# Texto fornecido:
········
PANcadaria

Pancadaria

Assisti com tranquilidade aos variados remoques feitos em tempos recentes ao Partido pelos Animais e pela Natureza (PAN), após os seus cerca de 60 mil votos nas últimas eleições – as primeiras a que o PAN se candidatou. Já os esperava, em particular dos cronistas armados ao engraçado e dos engraçadinhos armados em cronistas.

Pouco importa a este colectivo de sapientes que o partido tenha nascido somente em Janeiro, nada lhes interessa o resultado histórico que quase garantiu um deputado por Lisboa ou até o simples facto, facilmente verificável, de o PAN ter apresentado um programa político meticuloso, pluralista e transversal. Só lhes diz respeito o sôfrego egoísta pelo próximo tema com o qual desperdiçar caracteres e, bastas vezes, carácter. E como em Portugal o respeitinho ainda continua a ser bonito, não há melhor alvo que o alvo fácil.

Num país verdadeiramente civilizado celebrar-se-ia a iniciativa, o incrível que foi conseguir tal resultado com fundos de campanha a rondar os 8 mil euros ou a frescura democrática que levou o PAN a disputar taco a taco com o histórico PCTP/MRPP o lugar de primeiro entre os chamados pequenos partidos numa nação tão habituada/desgastada pelos suspeitos do costume. Em Portugal o desporto rei não é o futebol mas sim bater no ceguinho, e – para adicionar requinte ao sadismo – quanto mais pequeno for, melhor.
········
# O que fazer:
Diga se cada afirmação bate certo com o texto sobre o PAN, respondendo sim ou não e citando as palavras do texto que decidem: 1. O PAN já tinha concorrido a eleições antes destas. 2. O partido nasceu em Janeiro. 3. Os fundos de campanha rondaram os 80 mil euros. Os registos que vêm a seguir não têm nada a ver com o texto.

Dados de previsão de caixas delimitadoras:
········
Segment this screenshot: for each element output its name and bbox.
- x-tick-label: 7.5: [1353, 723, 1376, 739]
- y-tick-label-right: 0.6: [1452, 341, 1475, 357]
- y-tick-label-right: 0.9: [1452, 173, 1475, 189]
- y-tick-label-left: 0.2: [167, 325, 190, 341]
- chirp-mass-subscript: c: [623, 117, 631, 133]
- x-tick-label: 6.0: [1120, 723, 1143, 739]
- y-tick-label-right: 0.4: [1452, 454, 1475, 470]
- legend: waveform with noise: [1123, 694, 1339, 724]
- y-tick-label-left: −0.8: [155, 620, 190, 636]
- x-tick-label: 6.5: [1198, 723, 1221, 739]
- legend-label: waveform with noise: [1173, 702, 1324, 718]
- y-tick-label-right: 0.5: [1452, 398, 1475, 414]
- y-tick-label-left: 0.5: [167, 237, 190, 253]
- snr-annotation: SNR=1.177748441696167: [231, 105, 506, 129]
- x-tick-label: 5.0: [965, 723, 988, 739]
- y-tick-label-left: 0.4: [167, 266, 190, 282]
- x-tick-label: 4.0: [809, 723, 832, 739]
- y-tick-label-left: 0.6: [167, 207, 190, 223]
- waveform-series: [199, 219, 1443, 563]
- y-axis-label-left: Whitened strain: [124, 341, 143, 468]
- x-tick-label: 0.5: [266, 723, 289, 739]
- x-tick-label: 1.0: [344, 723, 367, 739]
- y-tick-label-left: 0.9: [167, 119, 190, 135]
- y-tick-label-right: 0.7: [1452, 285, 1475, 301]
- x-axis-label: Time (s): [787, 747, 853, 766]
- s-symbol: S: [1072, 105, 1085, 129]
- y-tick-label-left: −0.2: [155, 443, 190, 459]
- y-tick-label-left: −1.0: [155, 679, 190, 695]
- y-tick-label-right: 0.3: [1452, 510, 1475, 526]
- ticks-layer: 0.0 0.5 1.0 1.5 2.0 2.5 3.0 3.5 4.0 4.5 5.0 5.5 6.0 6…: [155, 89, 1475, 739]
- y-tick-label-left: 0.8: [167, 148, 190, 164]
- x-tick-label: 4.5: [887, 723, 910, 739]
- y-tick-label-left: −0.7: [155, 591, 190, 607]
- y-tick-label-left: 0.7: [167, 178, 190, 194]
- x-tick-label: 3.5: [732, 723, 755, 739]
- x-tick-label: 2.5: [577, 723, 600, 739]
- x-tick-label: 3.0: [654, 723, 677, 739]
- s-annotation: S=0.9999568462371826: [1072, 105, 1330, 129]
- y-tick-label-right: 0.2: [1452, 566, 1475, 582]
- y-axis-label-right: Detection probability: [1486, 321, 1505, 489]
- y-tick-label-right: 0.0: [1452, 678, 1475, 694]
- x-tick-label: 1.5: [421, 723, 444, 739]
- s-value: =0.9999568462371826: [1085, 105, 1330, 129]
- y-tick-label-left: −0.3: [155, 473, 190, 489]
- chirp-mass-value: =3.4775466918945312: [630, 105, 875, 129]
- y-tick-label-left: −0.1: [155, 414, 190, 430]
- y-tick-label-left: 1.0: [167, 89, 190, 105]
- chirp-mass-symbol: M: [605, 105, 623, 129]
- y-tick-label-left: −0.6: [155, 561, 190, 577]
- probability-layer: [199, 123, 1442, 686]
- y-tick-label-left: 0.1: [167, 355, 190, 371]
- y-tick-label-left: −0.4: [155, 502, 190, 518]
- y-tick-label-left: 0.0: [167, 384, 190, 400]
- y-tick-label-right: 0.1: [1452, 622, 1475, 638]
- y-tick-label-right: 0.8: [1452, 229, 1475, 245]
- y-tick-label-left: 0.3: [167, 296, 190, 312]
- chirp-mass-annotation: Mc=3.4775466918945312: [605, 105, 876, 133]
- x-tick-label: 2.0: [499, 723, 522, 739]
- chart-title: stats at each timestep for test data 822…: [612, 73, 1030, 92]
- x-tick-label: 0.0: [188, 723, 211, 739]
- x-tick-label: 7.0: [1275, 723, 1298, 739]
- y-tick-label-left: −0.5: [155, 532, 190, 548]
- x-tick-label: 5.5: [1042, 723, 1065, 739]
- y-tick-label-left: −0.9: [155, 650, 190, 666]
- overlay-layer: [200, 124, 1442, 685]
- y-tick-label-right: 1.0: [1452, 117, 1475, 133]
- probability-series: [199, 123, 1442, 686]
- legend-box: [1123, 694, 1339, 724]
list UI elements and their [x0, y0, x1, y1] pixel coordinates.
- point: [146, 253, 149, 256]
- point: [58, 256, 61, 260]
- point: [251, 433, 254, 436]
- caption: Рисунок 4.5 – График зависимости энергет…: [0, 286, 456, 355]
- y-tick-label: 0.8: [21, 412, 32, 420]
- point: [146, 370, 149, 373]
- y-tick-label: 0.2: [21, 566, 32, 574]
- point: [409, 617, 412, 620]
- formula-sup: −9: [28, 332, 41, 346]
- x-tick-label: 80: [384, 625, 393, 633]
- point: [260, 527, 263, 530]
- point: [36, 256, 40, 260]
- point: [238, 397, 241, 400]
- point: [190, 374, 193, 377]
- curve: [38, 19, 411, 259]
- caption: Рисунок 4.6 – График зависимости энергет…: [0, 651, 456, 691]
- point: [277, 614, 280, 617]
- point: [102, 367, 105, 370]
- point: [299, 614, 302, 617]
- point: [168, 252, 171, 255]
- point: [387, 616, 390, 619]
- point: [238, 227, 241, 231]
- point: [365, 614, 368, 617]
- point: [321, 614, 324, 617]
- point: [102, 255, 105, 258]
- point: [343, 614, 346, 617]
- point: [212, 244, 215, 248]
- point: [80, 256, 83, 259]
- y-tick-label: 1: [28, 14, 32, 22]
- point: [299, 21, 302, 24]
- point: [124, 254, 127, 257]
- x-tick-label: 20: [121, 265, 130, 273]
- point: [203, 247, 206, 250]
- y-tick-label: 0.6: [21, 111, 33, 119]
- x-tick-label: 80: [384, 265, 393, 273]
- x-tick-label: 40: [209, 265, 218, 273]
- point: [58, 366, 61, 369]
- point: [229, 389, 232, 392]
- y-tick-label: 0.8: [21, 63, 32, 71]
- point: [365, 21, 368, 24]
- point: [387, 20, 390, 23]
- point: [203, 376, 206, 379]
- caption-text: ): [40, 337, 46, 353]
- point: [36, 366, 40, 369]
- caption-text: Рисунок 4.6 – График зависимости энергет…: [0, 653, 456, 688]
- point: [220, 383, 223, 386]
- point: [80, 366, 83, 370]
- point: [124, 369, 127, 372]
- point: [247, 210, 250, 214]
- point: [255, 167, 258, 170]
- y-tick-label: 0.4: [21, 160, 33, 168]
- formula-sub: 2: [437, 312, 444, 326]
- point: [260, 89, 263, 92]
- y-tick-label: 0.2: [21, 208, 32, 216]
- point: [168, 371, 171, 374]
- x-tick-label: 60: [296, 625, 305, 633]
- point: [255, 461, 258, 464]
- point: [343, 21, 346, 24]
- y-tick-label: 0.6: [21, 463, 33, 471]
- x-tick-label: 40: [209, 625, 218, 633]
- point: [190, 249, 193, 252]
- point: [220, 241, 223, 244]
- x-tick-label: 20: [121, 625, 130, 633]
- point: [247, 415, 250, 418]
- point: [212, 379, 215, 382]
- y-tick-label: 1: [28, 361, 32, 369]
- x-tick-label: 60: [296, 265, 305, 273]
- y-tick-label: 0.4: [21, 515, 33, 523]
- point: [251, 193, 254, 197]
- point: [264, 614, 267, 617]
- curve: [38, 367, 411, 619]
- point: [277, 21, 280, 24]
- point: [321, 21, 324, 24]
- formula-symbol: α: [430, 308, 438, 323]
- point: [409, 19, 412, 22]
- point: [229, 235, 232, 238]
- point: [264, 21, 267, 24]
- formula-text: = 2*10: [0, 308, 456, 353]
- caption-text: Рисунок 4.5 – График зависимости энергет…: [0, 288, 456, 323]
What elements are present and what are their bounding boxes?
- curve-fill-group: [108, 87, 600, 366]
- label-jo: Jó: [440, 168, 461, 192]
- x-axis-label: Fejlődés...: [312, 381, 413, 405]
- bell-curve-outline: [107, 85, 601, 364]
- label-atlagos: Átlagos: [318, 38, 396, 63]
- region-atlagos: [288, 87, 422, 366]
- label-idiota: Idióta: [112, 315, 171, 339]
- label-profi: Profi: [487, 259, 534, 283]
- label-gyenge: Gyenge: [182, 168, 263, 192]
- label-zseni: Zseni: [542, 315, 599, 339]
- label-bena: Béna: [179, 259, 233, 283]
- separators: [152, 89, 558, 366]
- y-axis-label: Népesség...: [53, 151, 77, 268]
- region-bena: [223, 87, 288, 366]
········
# Resposta:
1. Não: "as primeiras a que o PAN se candidatou".
2. Sim: "o partido tenha nascido somente em Janeiro".
3. Não: "fundos de campanha a rondar os 8 mil euros".